Find the lines that hold the word "MYLOVE" and return them.

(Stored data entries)
______
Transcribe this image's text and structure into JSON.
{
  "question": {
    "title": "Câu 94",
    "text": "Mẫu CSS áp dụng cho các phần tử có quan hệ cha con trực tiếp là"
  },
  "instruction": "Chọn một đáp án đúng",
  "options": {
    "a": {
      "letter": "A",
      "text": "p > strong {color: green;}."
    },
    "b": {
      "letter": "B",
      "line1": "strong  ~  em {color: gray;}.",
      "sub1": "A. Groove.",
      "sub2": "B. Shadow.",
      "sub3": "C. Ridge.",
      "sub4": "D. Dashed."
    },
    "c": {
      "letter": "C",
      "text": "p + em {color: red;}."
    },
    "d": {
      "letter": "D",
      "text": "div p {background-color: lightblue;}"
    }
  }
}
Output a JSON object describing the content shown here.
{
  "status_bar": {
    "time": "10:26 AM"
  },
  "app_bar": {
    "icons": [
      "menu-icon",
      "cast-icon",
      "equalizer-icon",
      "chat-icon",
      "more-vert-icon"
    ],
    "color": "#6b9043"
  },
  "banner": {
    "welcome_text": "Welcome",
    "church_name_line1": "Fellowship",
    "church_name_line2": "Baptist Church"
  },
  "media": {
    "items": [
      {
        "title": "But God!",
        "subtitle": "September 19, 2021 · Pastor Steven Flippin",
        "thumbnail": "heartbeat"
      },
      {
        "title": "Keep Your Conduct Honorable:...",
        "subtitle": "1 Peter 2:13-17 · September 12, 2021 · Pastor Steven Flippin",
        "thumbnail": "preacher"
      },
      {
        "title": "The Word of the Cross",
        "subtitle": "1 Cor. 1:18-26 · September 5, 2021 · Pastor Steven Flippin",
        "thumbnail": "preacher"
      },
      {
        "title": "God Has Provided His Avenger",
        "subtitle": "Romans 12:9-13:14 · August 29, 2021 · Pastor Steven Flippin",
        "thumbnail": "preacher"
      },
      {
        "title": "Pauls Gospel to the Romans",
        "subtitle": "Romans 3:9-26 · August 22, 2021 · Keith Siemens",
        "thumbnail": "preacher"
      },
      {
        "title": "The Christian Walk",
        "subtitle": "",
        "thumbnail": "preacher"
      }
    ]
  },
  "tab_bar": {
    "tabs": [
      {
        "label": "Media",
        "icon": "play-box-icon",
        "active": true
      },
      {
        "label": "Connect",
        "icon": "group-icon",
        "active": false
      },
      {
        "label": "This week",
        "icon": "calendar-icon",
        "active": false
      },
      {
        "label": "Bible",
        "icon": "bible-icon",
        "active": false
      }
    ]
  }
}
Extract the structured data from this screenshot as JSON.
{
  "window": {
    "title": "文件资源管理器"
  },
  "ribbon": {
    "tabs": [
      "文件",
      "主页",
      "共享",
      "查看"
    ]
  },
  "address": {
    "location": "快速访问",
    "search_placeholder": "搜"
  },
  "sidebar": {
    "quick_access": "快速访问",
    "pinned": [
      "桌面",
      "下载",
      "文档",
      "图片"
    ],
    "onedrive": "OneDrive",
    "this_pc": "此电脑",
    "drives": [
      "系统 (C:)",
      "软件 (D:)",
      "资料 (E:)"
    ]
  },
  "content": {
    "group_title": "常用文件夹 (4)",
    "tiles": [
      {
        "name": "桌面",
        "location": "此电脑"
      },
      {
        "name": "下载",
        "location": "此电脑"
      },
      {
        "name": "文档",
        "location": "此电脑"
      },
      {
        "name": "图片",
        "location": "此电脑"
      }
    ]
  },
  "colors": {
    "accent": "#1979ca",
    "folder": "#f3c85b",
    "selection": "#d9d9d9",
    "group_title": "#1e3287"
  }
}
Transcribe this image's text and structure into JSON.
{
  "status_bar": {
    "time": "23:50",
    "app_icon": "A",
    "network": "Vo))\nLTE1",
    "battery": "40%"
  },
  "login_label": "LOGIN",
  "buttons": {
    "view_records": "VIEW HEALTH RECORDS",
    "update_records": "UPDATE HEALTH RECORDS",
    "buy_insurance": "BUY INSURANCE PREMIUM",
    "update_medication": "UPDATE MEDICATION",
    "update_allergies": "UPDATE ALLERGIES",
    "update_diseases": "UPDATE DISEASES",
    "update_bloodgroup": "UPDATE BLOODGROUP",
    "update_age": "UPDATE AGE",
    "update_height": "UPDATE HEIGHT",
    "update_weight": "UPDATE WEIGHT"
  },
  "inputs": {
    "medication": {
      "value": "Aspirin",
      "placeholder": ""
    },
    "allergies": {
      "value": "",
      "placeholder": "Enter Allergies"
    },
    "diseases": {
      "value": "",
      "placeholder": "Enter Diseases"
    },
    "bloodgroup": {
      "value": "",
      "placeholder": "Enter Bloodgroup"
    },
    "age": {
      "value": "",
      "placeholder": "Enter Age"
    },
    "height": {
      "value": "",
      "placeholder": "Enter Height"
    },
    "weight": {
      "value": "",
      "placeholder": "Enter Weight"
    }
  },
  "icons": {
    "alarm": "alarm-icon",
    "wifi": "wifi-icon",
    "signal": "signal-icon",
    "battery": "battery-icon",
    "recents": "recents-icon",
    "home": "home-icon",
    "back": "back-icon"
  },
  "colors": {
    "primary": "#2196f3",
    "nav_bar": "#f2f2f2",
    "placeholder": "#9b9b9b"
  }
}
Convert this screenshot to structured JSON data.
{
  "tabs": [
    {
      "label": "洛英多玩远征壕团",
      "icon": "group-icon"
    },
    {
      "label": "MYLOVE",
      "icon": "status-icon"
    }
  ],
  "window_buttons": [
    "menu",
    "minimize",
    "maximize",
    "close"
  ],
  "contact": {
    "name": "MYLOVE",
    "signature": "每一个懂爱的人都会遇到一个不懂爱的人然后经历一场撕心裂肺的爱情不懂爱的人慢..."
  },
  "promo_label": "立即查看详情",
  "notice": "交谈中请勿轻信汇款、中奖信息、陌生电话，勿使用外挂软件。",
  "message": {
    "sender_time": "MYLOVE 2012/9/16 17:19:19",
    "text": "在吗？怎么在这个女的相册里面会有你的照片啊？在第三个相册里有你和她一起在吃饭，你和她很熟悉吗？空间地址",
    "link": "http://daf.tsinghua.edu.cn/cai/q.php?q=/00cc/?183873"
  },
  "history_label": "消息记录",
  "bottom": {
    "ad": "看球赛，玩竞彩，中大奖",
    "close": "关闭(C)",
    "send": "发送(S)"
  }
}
______
- EXPECTED OUTPUT:
      "label": "MYLOVE",
    "name": "MYLOVE",
    "sender_time": "MYLOVE 2012/9/16 17:19:19",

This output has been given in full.